• Trecho original:
Os castelos que construí e foram vários, de nada serviram para alimentar o que se esperava de mim. Eu tenho sido pouco. Na vida real, eu tenho lutado para manter-me, um servidor sem contestação e discreto do sistema, um cidadão covardemente irretocável, enfim um contribuinte afável que ajuda a engrandecer os anseios dos outros, que tiveram a coragem de realizar.

Eu sou o que os meus sonhos não puderam ser. Porque nunca os materializei e não o fiz, porque como sonhador faço versos, como se o mundo precisasse deles para alguma coisa. Os sonhadores escrevem no céu com as mãos sujas de suas verdades. Nada realizam porque quem sonha não faz e quem faz não sonha, além do mais são muito menores que os sonhos. Não sabem por onde começar para convertê-los em vida, muito menos sabem lidar com o peso do corpo atado ao chão da realidade que no fim odeiam. Odeiam tudo que é realidade, porque fogem dela para sonhar.

Precisam estar só, longe dos olhos amargos do mundo. Eu sou mesquinho demais, pequeno demais para ser qualquer coisa neste mundo, por isso sonho. Tudo é mais fácil nos sonhos. Se começasse a fazer as coisas, todavia, não começaria por onde começam nenhum sonho meu. Nem faria nada igual a eles.

Certamente, seguiria o que foi estabelecido pela lógica cartesiana da realidade rasteira dos conhecimentos atuais e pela inflexibilidade das regras criadas por homens que sabem fazer mas que estão ocupados demais  para sonhar como eu. Onde 2+ 2 é igual a 4. Nos sonhos não há matemáticas, há apenas sensações.

• Material fornecido:
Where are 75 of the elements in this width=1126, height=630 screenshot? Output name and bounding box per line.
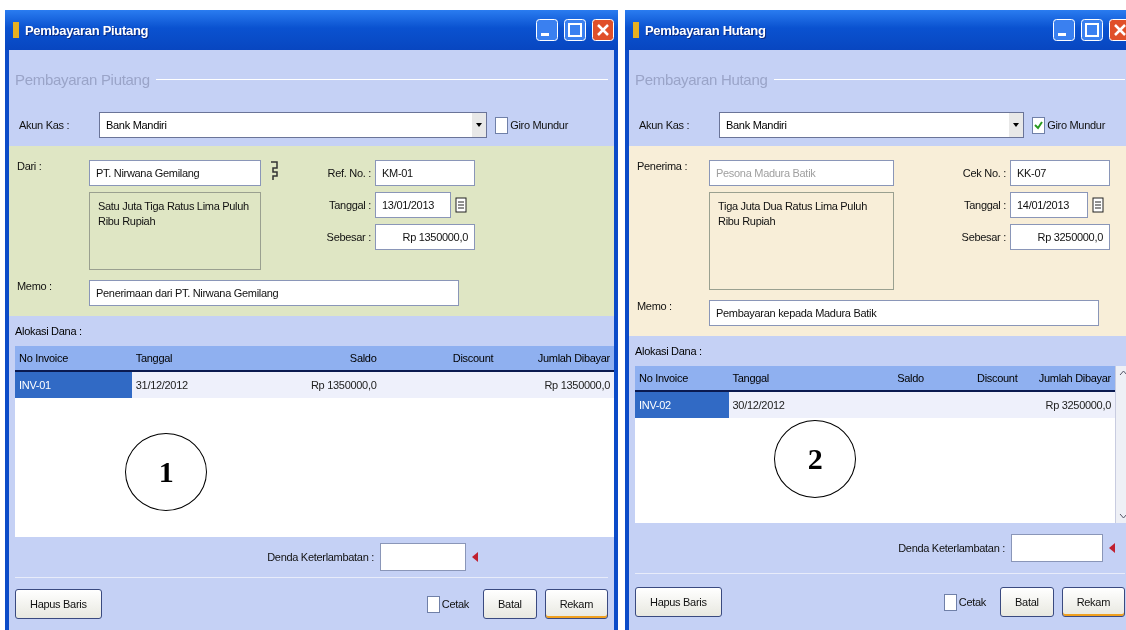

• Faça isto: Extraia o texto sobre os sonhadores, lá de cima, do começo ao fim, sem mudar nenhuma palavra nem sinal de pontuação.

• Resolução:
Os castelos que construí e foram vários, de nada serviram para alimentar o que se esperava de mim. Eu tenho sido pouco. Na vida real, eu tenho lutado para manter-me, um servidor sem contestação e discreto do sistema, um cidadão covardemente irretocável, enfim um contribuinte afável que ajuda a engrandecer os anseios dos outros, que tiveram a coragem de realizar.

Eu sou o que os meus sonhos não puderam ser. Porque nunca os materializei e não o fiz, porque como sonhador faço versos, como se o mundo precisasse deles para alguma coisa. Os sonhadores escrevem no céu com as mãos sujas de suas verdades. Nada realizam porque quem sonha não faz e quem faz não sonha, além do mais são muito menores que os sonhos. Não sabem por onde começar para convertê-los em vida, muito menos sabem lidar com o peso do corpo atado ao chão da realidade que no fim odeiam. Odeiam tudo que é realidade, porque fogem dela para sonhar.

Precisam estar só, longe dos olhos amargos do mundo. Eu sou mesquinho demais, pequeno demais para ser qualquer coisa neste mundo, por isso sonho. Tudo é mais fácil nos sonhos. Se começasse a fazer as coisas, todavia, não começaria por onde começam nenhum sonho meu. Nem faria nada igual a eles.

Certamente, seguiria o que foi estabelecido pela lógica cartesiana da realidade rasteira dos conhecimentos atuais e pela inflexibilidade das regras criadas por homens que sabem fazer mas que estão ocupados demais  para sonhar como eu. Onde 2+ 2 é igual a 4. Nos sonhos não há matemáticas, há apenas sensações.